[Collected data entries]
###

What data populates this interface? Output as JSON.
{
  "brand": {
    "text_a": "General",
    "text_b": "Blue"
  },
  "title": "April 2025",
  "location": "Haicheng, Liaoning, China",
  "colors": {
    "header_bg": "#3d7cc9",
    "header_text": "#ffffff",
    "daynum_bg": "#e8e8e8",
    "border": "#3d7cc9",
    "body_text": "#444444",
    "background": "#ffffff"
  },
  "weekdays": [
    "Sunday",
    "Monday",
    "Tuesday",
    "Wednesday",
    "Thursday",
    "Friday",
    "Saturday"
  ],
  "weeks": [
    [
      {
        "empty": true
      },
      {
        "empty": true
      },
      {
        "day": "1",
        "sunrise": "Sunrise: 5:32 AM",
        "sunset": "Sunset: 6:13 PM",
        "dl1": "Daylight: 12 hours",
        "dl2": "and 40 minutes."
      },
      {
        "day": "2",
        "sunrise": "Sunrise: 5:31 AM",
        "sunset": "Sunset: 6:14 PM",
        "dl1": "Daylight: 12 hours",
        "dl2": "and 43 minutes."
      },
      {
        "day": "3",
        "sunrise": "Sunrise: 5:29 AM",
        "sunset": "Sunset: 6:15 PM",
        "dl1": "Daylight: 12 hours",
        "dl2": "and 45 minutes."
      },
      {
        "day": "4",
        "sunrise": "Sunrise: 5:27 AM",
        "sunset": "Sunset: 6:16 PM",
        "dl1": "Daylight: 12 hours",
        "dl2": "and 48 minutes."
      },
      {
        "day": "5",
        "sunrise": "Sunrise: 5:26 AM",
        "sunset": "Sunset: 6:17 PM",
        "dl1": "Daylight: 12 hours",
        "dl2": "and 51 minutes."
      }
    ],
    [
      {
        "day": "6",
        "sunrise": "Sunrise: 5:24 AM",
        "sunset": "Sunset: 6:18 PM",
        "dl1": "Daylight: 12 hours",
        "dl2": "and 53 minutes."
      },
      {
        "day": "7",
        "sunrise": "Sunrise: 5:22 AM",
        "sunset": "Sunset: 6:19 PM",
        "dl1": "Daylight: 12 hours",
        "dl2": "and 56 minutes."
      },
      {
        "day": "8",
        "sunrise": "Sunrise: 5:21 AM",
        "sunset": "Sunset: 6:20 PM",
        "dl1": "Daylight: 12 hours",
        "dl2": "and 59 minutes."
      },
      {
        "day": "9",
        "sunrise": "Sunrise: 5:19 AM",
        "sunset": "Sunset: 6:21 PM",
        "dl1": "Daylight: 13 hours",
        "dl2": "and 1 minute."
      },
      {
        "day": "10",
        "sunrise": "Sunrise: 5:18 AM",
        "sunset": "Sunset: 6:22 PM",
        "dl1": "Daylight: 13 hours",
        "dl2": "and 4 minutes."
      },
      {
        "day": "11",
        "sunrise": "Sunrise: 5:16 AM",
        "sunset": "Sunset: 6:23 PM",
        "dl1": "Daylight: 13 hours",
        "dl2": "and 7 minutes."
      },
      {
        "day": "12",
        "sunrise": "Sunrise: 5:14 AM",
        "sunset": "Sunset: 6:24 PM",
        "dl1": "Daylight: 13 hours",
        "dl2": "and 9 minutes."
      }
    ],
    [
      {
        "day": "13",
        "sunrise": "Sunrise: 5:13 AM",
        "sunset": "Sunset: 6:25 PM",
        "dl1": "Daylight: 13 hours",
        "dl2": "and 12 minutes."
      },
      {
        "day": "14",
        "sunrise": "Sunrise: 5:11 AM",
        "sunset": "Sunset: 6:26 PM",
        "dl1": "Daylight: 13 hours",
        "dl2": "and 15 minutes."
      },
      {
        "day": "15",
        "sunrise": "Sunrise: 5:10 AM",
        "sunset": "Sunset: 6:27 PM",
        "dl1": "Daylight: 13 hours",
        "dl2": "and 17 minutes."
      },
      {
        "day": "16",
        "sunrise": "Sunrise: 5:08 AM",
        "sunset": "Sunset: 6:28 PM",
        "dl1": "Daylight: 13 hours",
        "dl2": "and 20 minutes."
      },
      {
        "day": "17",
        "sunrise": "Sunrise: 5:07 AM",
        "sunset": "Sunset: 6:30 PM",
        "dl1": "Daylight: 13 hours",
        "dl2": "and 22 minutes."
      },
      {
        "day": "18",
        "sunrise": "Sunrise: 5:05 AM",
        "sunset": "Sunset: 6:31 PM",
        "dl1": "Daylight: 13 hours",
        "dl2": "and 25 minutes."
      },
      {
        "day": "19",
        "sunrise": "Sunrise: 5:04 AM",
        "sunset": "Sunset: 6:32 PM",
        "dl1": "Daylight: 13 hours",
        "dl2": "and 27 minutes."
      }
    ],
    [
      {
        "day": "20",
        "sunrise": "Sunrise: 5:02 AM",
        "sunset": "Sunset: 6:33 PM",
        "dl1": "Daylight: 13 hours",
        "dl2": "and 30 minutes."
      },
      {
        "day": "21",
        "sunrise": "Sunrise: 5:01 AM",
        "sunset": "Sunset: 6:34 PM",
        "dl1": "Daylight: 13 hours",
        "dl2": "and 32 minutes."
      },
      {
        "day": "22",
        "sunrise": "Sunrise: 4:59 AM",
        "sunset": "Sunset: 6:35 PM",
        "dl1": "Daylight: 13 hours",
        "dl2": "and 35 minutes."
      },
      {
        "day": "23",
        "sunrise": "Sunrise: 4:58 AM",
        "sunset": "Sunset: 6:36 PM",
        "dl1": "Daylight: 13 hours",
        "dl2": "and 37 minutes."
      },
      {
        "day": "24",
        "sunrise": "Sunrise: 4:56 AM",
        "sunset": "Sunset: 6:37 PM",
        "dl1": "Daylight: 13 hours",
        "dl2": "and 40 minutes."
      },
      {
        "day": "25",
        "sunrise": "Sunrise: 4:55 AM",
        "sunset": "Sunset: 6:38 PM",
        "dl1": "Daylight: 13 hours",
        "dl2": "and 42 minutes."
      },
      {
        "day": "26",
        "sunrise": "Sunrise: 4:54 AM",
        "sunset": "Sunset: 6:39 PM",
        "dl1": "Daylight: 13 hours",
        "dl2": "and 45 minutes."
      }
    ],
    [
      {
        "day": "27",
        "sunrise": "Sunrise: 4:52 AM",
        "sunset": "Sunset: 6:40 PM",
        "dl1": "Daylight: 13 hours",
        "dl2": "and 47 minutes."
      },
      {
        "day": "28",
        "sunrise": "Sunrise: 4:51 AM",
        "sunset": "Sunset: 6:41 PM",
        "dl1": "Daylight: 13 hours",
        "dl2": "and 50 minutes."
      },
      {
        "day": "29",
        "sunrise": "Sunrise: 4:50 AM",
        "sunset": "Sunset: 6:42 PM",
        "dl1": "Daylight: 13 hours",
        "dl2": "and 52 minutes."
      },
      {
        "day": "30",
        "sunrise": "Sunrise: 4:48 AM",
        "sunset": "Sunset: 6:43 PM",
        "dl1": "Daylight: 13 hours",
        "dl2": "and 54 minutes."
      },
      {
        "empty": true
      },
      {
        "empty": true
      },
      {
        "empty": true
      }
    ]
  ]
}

###

● Written instruction
Tell how many lines contain the word "ffffff", using only the number.

● Solution to this task
2